Однако использование того или иного концептуального аппарата еще очень мало и даже почти ничего не говорит о соответствующем богословии по существу.

Так, очевидно, что в «Леонтиевском» ключе было оформлено богословие не только Симеона, но и его оппонентов. Почему это очевидно, мы сейчас объясним подробно.

 

 

  1. «Сущностное единство» и обожение tantum quantum

 

От середины XI в. до нас дошла серия документов, писавшихся в расчете на узкий круг близких учеников. Это богословские заметки Михаила Пселла, наиболее интересная для нас часть которых была впервые опубликована в 1989 г. (а публикация всей серии завершена лишь в 2002 г.) [Psellos 1989; Psellos 2002], поэтому они до самого недавнего времени не попадали в поле зрения историков византийского богословия[26]. Пселл довольно помногу цитирует Максима Исповедника и охотно обращается к нему за всевозможными справками, особенно в области экзегетики. Но часть заметок Пселла посвящена прямой полемике против христологии Максима и его учения об обожении, так что их вполне справедливо считать своеобразными анти-амбигвами по отношению к Максиму Исповеднику. Эти богословские дискуссии при жизни Пселла так и не вылились в открытую богословскую полемику или, тем более, в соборные постановления. Тем не менее, развиваемые там Пселлом богословские идеи будут иметь самое непосредственное отношение к той ереси «фисетеситов», которой будут посвящены соборы конца XI в., и осуждения которой будут внесены в несколько разделов Синодика в Неделю Православия.

--*--

> _ЗАДАНИЕ_:
Перечислите всех людей, которые названы по имени в тексте страницы.

> _ИСХОДНЫЕ ДАННЫЕ_:

--*--

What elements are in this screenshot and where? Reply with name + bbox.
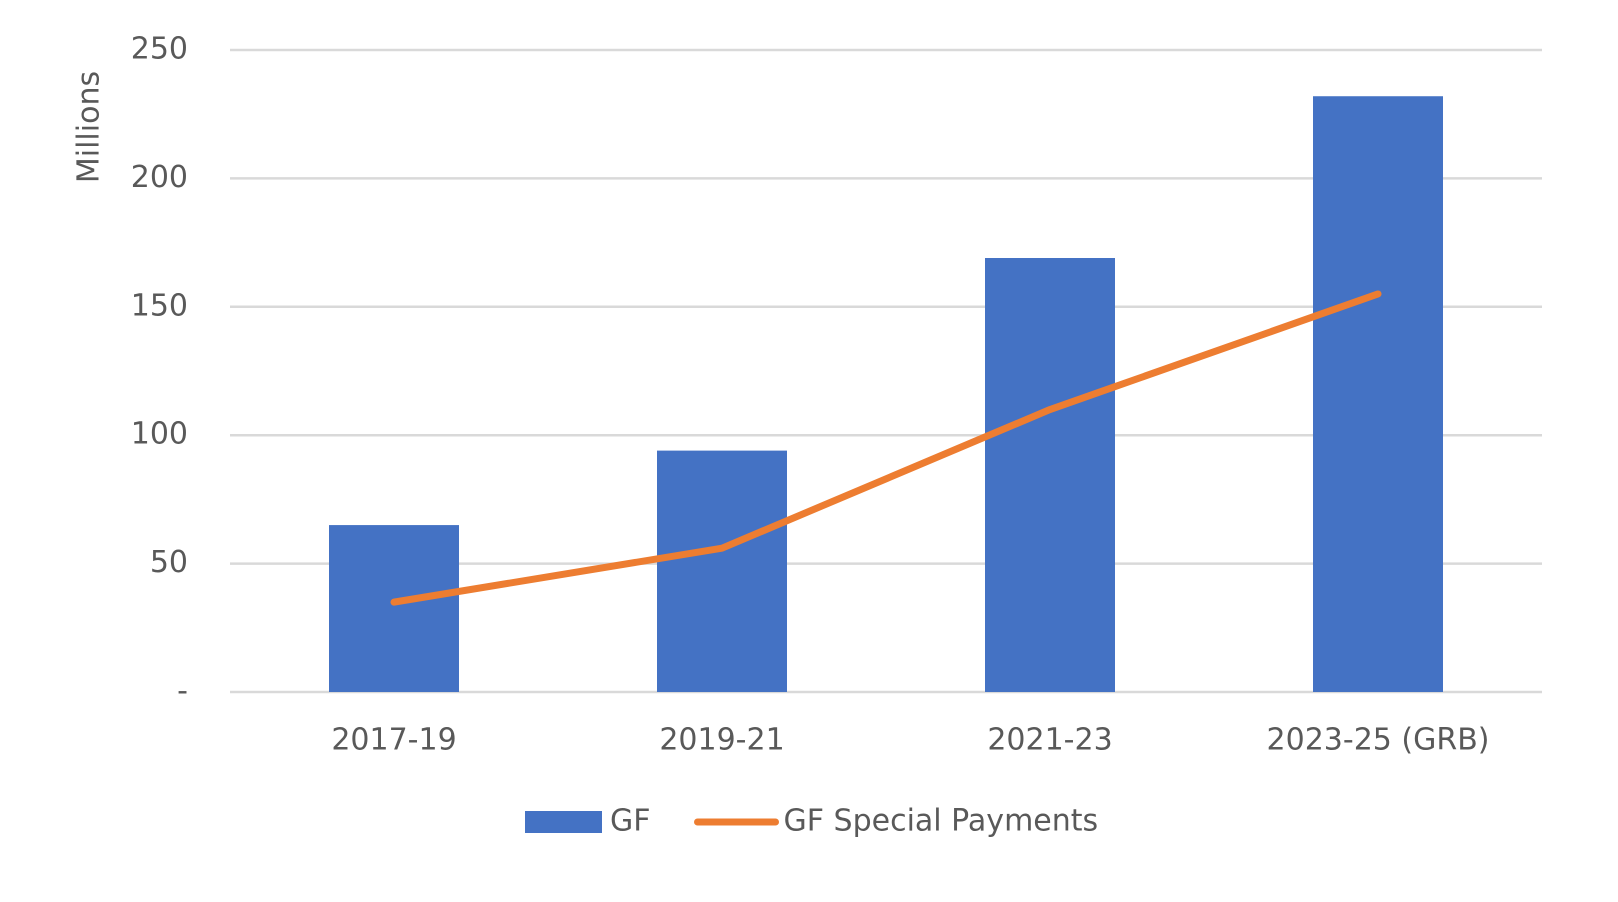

--*--

> _РЕЗУЛЬТАТ ВЫПОЛНЕНИЯ_:
- Симеон
- Михаил Пселл
- Максим Исповедник